# [Directions]
In the listing below, find every line with the string "this" and pull it out.
— START OF Data entries —
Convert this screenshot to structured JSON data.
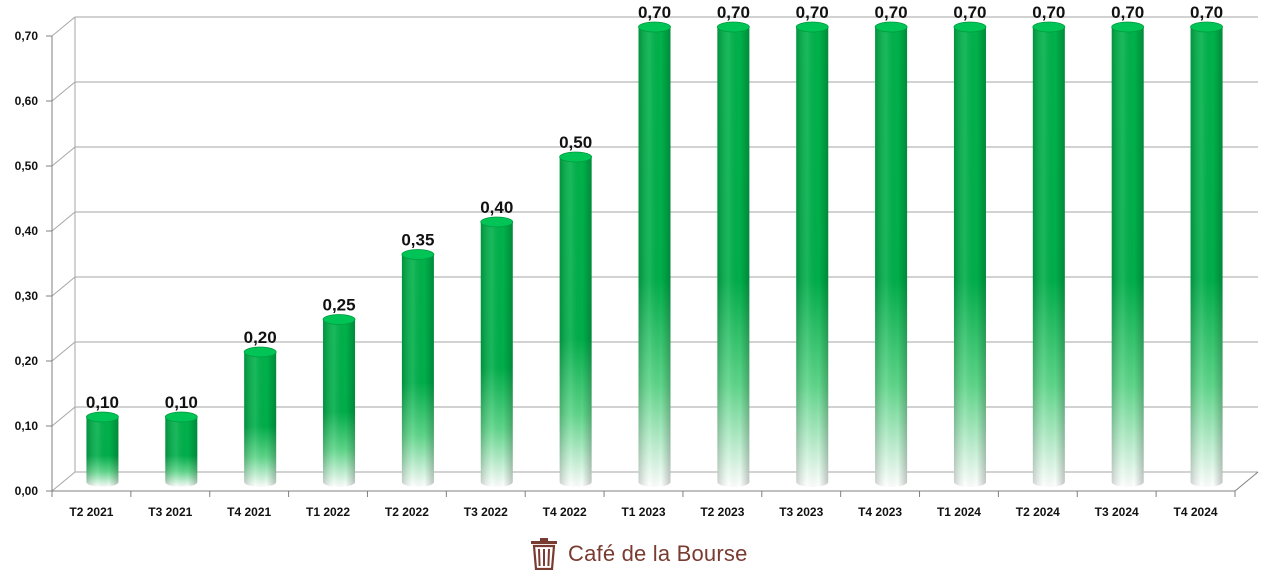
{
  "chart_data": {
    "type": "bar",
    "categories": [
      "T2 2021",
      "T3 2021",
      "T4 2021",
      "T1 2022",
      "T2 2022",
      "T3 2022",
      "T4 2022",
      "T1 2023",
      "T2 2023",
      "T3 2023",
      "T4 2023",
      "T1 2024",
      "T2 2024",
      "T3 2024",
      "T4 2024"
    ],
    "values": [
      0.1,
      0.1,
      0.2,
      0.25,
      0.35,
      0.4,
      0.5,
      0.7,
      0.7,
      0.7,
      0.7,
      0.7,
      0.7,
      0.7,
      0.7
    ],
    "value_labels": [
      "0,10",
      "0,10",
      "0,20",
      "0,25",
      "0,35",
      "0,40",
      "0,50",
      "0,70",
      "0,70",
      "0,70",
      "0,70",
      "0,70",
      "0,70",
      "0,70",
      "0,70"
    ],
    "yticks": [
      0,
      0.1,
      0.2,
      0.3,
      0.4,
      0.5,
      0.6,
      0.7
    ],
    "ytick_labels": [
      "0,00",
      "0,10",
      "0,20",
      "0,30",
      "0,40",
      "0,50",
      "0,60",
      "0,70"
    ],
    "ylim": [
      0,
      0.7
    ],
    "title": "",
    "xlabel": "",
    "ylabel": "",
    "grid": true,
    "legend": "none",
    "bar_color": "#00b050",
    "bar_fade_color": "#ffffff"
  },
  "branding": {
    "logo_icon": "trash-can-icon",
    "text": "Café de la Bourse",
    "color": "#7a3b30"
  }
}
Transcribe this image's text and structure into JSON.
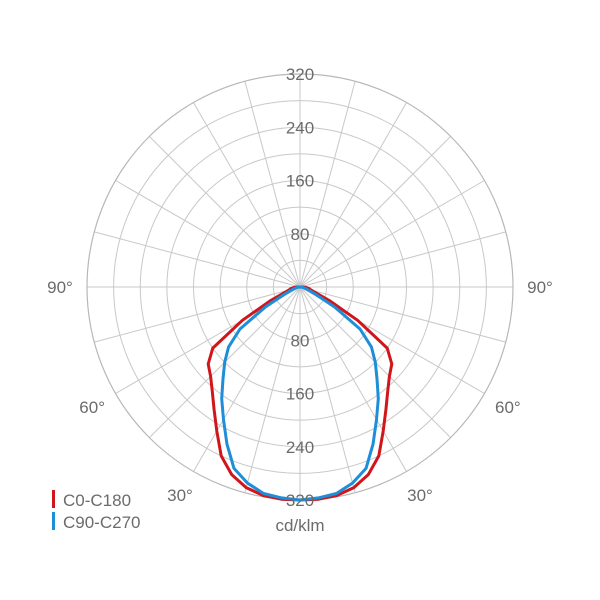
— END OF Data entries —
# [Final answer]
Convert this screenshot to structured JSON data.
Transcribe this image's text and structure into JSON.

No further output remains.